> _Exercise objective_
The listing below is the input. Say how many of its lines contain "take", giving the number alone.
==================================================
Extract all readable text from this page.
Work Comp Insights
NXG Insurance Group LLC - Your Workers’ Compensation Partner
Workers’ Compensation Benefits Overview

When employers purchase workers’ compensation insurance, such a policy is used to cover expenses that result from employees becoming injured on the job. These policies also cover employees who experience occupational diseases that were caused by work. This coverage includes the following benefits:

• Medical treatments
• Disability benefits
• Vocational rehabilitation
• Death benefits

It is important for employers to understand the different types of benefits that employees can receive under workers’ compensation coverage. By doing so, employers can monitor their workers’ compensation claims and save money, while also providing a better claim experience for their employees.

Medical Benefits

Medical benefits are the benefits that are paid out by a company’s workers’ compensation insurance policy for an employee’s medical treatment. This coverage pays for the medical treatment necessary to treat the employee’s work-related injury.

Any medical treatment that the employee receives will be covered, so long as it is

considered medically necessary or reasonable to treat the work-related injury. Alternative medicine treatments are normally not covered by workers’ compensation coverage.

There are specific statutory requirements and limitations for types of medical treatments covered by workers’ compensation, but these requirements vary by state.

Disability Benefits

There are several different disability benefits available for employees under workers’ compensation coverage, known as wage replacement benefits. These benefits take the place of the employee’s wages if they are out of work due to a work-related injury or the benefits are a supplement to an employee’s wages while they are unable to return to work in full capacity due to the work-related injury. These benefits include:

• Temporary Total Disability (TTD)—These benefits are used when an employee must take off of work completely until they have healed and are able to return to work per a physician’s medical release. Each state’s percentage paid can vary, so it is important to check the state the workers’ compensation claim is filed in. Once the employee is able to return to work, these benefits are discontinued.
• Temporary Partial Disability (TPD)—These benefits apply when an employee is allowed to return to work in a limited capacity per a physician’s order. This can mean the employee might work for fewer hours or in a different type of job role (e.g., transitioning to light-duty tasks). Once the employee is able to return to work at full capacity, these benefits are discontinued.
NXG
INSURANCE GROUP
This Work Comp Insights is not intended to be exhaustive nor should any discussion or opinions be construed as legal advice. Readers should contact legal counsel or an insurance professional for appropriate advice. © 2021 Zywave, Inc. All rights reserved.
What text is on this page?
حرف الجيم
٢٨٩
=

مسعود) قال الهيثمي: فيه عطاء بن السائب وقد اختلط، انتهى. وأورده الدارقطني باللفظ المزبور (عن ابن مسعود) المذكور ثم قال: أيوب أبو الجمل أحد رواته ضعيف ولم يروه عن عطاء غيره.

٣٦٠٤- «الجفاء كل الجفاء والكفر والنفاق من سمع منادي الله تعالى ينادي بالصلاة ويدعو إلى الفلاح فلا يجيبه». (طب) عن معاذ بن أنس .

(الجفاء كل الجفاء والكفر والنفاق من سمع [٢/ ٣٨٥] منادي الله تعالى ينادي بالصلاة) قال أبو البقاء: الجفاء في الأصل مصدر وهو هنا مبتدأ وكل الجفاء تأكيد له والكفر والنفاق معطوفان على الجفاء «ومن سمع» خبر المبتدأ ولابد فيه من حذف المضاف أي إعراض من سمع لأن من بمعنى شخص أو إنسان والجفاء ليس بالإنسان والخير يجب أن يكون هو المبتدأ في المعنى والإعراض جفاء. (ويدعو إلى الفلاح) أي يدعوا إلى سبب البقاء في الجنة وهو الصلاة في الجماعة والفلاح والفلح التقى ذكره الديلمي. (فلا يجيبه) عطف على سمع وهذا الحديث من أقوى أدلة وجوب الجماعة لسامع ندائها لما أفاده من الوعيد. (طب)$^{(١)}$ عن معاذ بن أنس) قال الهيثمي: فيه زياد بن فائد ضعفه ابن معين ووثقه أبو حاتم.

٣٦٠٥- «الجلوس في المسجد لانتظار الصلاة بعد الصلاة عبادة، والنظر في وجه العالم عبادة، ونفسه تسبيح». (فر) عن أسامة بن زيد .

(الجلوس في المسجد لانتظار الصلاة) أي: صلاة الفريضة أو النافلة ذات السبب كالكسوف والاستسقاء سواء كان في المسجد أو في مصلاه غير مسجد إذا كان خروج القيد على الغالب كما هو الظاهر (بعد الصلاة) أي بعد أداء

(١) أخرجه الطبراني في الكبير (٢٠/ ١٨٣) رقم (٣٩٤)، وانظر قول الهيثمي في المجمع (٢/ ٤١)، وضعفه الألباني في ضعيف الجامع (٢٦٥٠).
==================================================
> _Answer to this task_
2